(STATED TASK) Report how many lines hold the word "compliance"; answer with the number alone.
## start
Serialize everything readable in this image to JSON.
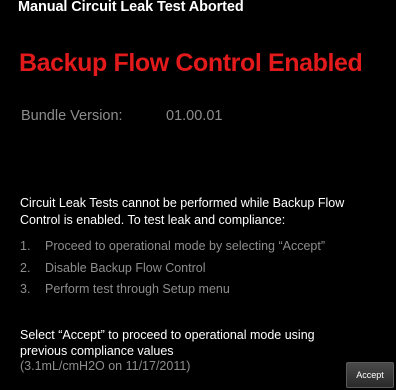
{
  "dialog": {
    "title": "Manual Circuit Leak Test Aborted",
    "headline": "Backup Flow Control Enabled",
    "bundle_label": "Bundle Version:",
    "bundle_value": "01.00.01",
    "message": "Circuit Leak Tests cannot be performed while Backup Flow Control is enabled.  To test leak and compliance:",
    "steps": [
      {
        "number": "1.",
        "text": "Proceed to operational mode by selecting “Accept”"
      },
      {
        "number": "2.",
        "text": "Disable Backup Flow Control"
      },
      {
        "number": "3.",
        "text": "Perform test through Setup menu"
      }
    ],
    "prompt": "Select “Accept” to proceed to operational mode using previous compliance values",
    "previous_values": "(3.1mL/cmH2O on 11/17/2011)",
    "accept_label": "Accept"
  },
  "colors": {
    "background": "#000000",
    "headline": "#e31a1c",
    "muted_text": "#8d8d8d",
    "primary_text": "#ffffff"
  }
}
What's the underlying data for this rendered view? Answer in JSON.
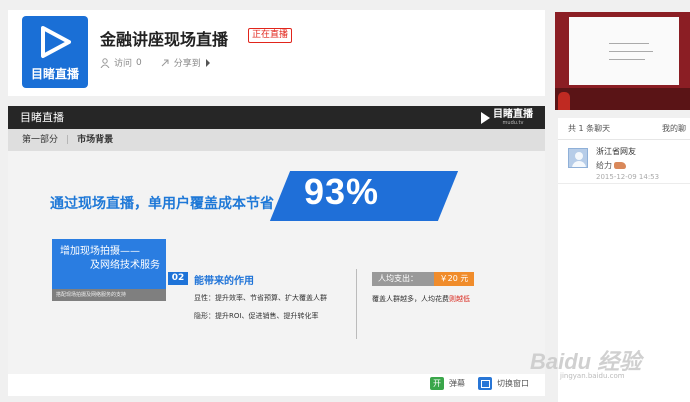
{
  "header": {
    "logo_text": "目睹直播",
    "title": "金融讲座现场直播",
    "live_badge": "正在直播",
    "visits_label": "访问",
    "visits_count": "0",
    "share_label": "分享到"
  },
  "player": {
    "bar_title": "目睹直播",
    "brand_text": "目睹直播",
    "brand_sub": "mudu.tv",
    "crumb_part": "第一部分",
    "crumb_section": "市场背景",
    "slide": {
      "headline": "通过现场直播，单用户覆盖成本节省",
      "percent": "93%",
      "box_line1": "增加现场拍摄——",
      "box_line2": "及网络技术服务",
      "box_sub": "搭配现场拍摄及网络服务的支持",
      "num": "02",
      "effect_title": "能带来的作用",
      "effect_line1": "显性：提升效率、节省预算、扩大覆盖人群",
      "effect_line2": "隐形：提升ROI、促进销售、提升转化率",
      "cost_label": "人均支出：",
      "cost_value": "￥20 元",
      "cost_desc_a": "覆盖人群越多，人均花费",
      "cost_desc_b": "则越低"
    },
    "footer_btn1_icon": "开",
    "footer_btn1": "弹幕",
    "footer_btn2": "切换窗口"
  },
  "chat": {
    "count_text": "共 1 条聊天",
    "right_label": "我的聊",
    "messages": [
      {
        "user": "浙江省网友",
        "text": "给力",
        "time": "2015-12-09 14:53"
      }
    ]
  },
  "watermark": {
    "main": "Baidu 经验",
    "sub": "jingyan.baidu.com"
  },
  "colors": {
    "brand_blue": "#1a6fd6",
    "live_red": "#e1251b",
    "cost_orange": "#f08c2b"
  }
}
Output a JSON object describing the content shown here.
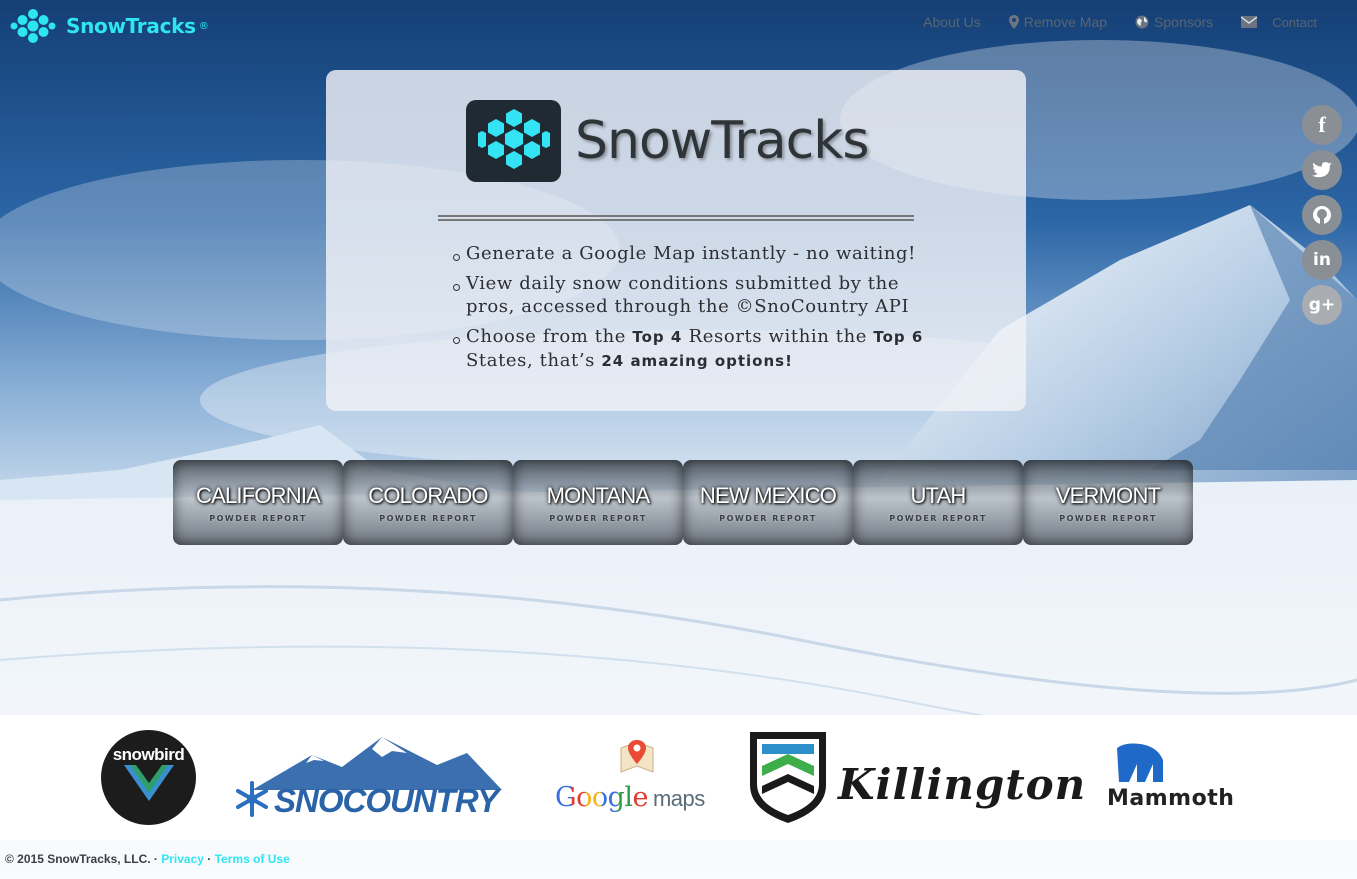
## end
(WRITTEN RESPONSE) 2